_GIVEN REQUEST_. Below are some entries; can you quote all of them exactly?

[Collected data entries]
########
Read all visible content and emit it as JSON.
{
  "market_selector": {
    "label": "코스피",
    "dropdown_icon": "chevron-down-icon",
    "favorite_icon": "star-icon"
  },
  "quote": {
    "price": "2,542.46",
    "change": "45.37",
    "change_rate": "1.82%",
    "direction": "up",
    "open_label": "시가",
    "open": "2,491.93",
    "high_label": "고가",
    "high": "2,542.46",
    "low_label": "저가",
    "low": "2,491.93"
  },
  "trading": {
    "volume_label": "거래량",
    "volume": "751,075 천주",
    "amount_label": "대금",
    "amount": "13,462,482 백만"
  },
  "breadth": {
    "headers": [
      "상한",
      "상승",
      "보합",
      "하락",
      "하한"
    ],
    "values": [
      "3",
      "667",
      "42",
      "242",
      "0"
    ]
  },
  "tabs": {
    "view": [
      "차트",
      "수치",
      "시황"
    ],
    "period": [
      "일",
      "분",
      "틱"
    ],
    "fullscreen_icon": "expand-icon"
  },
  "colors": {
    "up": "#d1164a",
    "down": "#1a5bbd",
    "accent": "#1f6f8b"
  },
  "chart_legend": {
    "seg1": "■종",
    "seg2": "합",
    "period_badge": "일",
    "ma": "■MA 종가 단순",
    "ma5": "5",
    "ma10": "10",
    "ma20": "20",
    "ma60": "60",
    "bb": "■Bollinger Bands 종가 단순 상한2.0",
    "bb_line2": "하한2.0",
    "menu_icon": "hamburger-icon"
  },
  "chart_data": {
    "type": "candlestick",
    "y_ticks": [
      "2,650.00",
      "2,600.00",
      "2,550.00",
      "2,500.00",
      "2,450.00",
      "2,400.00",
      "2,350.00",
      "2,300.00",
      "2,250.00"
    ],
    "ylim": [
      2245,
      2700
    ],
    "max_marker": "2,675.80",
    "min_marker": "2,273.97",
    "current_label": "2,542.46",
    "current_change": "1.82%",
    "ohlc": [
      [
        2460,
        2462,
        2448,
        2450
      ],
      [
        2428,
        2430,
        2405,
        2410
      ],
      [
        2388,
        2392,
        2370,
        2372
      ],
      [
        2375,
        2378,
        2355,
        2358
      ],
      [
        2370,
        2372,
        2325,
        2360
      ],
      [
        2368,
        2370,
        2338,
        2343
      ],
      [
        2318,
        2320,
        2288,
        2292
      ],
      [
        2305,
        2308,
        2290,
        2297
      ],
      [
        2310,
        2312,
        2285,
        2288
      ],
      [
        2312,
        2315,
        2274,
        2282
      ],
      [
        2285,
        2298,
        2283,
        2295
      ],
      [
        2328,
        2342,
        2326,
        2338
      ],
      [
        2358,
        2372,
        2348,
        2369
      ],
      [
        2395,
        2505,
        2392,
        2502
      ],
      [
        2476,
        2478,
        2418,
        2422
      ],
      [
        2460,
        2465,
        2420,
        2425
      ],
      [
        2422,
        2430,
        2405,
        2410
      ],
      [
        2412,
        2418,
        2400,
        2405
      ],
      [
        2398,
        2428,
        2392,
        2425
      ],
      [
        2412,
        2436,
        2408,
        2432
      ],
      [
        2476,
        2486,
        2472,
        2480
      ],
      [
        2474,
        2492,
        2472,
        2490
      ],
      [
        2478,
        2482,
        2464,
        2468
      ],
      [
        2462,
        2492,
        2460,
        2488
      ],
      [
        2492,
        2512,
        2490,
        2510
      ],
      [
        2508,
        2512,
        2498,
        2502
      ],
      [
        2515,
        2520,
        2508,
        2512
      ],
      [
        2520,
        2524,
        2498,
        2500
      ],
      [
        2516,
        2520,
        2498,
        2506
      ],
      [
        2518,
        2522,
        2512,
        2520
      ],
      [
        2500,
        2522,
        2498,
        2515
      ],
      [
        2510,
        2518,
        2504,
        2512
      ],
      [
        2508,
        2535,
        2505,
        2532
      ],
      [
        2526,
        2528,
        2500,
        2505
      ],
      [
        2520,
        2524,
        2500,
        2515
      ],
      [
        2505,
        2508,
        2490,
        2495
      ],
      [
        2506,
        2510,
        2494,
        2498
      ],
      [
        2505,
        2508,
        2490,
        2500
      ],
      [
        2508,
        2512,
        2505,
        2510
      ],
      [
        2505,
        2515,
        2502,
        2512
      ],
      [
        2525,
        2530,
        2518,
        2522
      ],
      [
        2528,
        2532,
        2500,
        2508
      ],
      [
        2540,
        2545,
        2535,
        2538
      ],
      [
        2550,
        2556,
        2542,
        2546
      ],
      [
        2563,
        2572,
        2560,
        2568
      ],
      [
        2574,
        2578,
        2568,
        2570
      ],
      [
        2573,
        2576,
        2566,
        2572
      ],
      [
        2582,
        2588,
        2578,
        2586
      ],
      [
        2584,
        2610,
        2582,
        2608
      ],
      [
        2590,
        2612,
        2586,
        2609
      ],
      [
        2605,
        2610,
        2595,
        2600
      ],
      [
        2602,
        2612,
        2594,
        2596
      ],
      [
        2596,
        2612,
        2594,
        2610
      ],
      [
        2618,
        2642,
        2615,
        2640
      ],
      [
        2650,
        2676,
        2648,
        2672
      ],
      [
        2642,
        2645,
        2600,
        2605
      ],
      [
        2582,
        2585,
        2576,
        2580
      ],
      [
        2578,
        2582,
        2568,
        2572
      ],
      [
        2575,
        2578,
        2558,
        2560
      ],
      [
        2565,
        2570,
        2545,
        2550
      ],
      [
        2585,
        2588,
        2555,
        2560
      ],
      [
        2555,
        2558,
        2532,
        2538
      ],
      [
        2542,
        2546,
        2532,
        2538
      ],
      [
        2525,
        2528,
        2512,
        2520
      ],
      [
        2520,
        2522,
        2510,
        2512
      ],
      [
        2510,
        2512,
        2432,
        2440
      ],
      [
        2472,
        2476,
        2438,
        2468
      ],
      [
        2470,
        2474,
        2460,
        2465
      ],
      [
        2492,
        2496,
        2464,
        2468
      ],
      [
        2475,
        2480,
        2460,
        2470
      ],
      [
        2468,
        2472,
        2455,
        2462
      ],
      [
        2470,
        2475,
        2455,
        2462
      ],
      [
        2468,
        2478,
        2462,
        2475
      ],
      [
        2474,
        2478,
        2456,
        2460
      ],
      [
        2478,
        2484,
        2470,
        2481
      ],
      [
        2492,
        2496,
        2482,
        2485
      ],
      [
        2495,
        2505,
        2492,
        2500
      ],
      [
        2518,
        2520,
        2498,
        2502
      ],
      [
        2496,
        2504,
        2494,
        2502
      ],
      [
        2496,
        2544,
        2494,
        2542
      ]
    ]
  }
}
########
_TASK RESPONSE_.
Read all visible content and emit it as JSON.
{
  "market_selector": {
    "label": "코스피",
    "dropdown_icon": "chevron-down-icon",
    "favorite_icon": "star-icon"
  },
  "quote": {
    "price": "2,542.46",
    "change": "45.37",
    "change_rate": "1.82%",
    "direction": "up",
    "open_label": "시가",
    "open": "2,491.93",
    "high_label": "고가",
    "high": "2,542.46",
    "low_label": "저가",
    "low": "2,491.93"
  },
  "trading": {
    "volume_label": "거래량",
    "volume": "751,075 천주",
    "amount_label": "대금",
    "amount": "13,462,482 백만"
  },
  "breadth": {
    "headers": [
      "상한",
      "상승",
      "보합",
      "하락",
      "하한"
    ],
    "values": [
      "3",
      "667",
      "42",
      "242",
      "0"
    ]
  },
  "tabs": {
    "view": [
      "차트",
      "수치",
      "시황"
    ],
    "period": [
      "일",
      "분",
      "틱"
    ],
    "fullscreen_icon": "expand-icon"
  },
  "colors": {
    "up": "#d1164a",
    "down": "#1a5bbd",
    "accent": "#1f6f8b"
  },
  "chart_legend": {
    "seg1": "■종",
    "seg2": "합",
    "period_badge": "일",
    "ma": "■MA 종가 단순",
    "ma5": "5",
    "ma10": "10",
    "ma20": "20",
    "ma60": "60",
    "bb": "■Bollinger Bands 종가 단순 상한2.0",
    "bb_line2": "하한2.0",
    "menu_icon": "hamburger-icon"
  },
  "chart_data": {
    "type": "candlestick",
    "y_ticks": [
      "2,650.00",
      "2,600.00",
      "2,550.00",
      "2,500.00",
      "2,450.00",
      "2,400.00",
      "2,350.00",
      "2,300.00",
      "2,250.00"
    ],
    "ylim": [
      2245,
      2700
    ],
    "max_marker": "2,675.80",
    "min_marker": "2,273.97",
    "current_label": "2,542.46",
    "current_change": "1.82%",
    "ohlc": [
      [
        2460,
        2462,
        2448,
        2450
      ],
      [
        2428,
        2430,
        2405,
        2410
      ],
      [
        2388,
        2392,
        2370,
        2372
      ],
      [
        2375,
        2378,
        2355,
        2358
      ],
      [
        2370,
        2372,
        2325,
        2360
      ],
      [
        2368,
        2370,
        2338,
        2343
      ],
      [
        2318,
        2320,
        2288,
        2292
      ],
      [
        2305,
        2308,
        2290,
        2297
      ],
      [
        2310,
        2312,
        2285,
        2288
      ],
      [
        2312,
        2315,
        2274,
        2282
      ],
      [
        2285,
        2298,
        2283,
        2295
      ],
      [
        2328,
        2342,
        2326,
        2338
      ],
      [
        2358,
        2372,
        2348,
        2369
      ],
      [
        2395,
        2505,
        2392,
        2502
      ],
      [
        2476,
        2478,
        2418,
        2422
      ],
      [
        2460,
        2465,
        2420,
        2425
      ],
      [
        2422,
        2430,
        2405,
        2410
      ],
      [
        2412,
        2418,
        2400,
        2405
      ],
      [
        2398,
        2428,
        2392,
        2425
      ],
      [
        2412,
        2436,
        2408,
        2432
      ],
      [
        2476,
        2486,
        2472,
        2480
      ],
      [
        2474,
        2492,
        2472,
        2490
      ],
      [
        2478,
        2482,
        2464,
        2468
      ],
      [
        2462,
        2492,
        2460,
        2488
      ],
      [
        2492,
        2512,
        2490,
        2510
      ],
      [
        2508,
        2512,
        2498,
        2502
      ],
      [
        2515,
        2520,
        2508,
        2512
      ],
      [
        2520,
        2524,
        2498,
        2500
      ],
      [
        2516,
        2520,
        2498,
        2506
      ],
      [
        2518,
        2522,
        2512,
        2520
      ],
      [
        2500,
        2522,
        2498,
        2515
      ],
      [
        2510,
        2518,
        2504,
        2512
      ],
      [
        2508,
        2535,
        2505,
        2532
      ],
      [
        2526,
        2528,
        2500,
        2505
      ],
      [
        2520,
        2524,
        2500,
        2515
      ],
      [
        2505,
        2508,
        2490,
        2495
      ],
      [
        2506,
        2510,
        2494,
        2498
      ],
      [
        2505,
        2508,
        2490,
        2500
      ],
      [
        2508,
        2512,
        2505,
        2510
      ],
      [
        2505,
        2515,
        2502,
        2512
      ],
      [
        2525,
        2530,
        2518,
        2522
      ],
      [
        2528,
        2532,
        2500,
        2508
      ],
      [
        2540,
        2545,
        2535,
        2538
      ],
      [
        2550,
        2556,
        2542,
        2546
      ],
      [
        2563,
        2572,
        2560,
        2568
      ],
      [
        2574,
        2578,
        2568,
        2570
      ],
      [
        2573,
        2576,
        2566,
        2572
      ],
      [
        2582,
        2588,
        2578,
        2586
      ],
      [
        2584,
        2610,
        2582,
        2608
      ],
      [
        2590,
        2612,
        2586,
        2609
      ],
      [
        2605,
        2610,
        2595,
        2600
      ],
      [
        2602,
        2612,
        2594,
        2596
      ],
      [
        2596,
        2612,
        2594,
        2610
      ],
      [
        2618,
        2642,
        2615,
        2640
      ],
      [
        2650,
        2676,
        2648,
        2672
      ],
      [
        2642,
        2645,
        2600,
        2605
      ],
      [
        2582,
        2585,
        2576,
        2580
      ],
      [
        2578,
        2582,
        2568,
        2572
      ],
      [
        2575,
        2578,
        2558,
        2560
      ],
      [
        2565,
        2570,
        2545,
        2550
      ],
      [
        2585,
        2588,
        2555,
        2560
      ],
      [
        2555,
        2558,
        2532,
        2538
      ],
      [
        2542,
        2546,
        2532,
        2538
      ],
      [
        2525,
        2528,
        2512,
        2520
      ],
      [
        2520,
        2522,
        2510,
        2512
      ],
      [
        2510,
        2512,
        2432,
        2440
      ],
      [
        2472,
        2476,
        2438,
        2468
      ],
      [
        2470,
        2474,
        2460,
        2465
      ],
      [
        2492,
        2496,
        2464,
        2468
      ],
      [
        2475,
        2480,
        2460,
        2470
      ],
      [
        2468,
        2472,
        2455,
        2462
      ],
      [
        2470,
        2475,
        2455,
        2462
      ],
      [
        2468,
        2478,
        2462,
        2475
      ],
      [
        2474,
        2478,
        2456,
        2460
      ],
      [
        2478,
        2484,
        2470,
        2481
      ],
      [
        2492,
        2496,
        2482,
        2485
      ],
      [
        2495,
        2505,
        2492,
        2500
      ],
      [
        2518,
        2520,
        2498,
        2502
      ],
      [
        2496,
        2504,
        2494,
        2502
      ],
      [
        2496,
        2544,
        2494,
        2542
      ]
    ]
  }
}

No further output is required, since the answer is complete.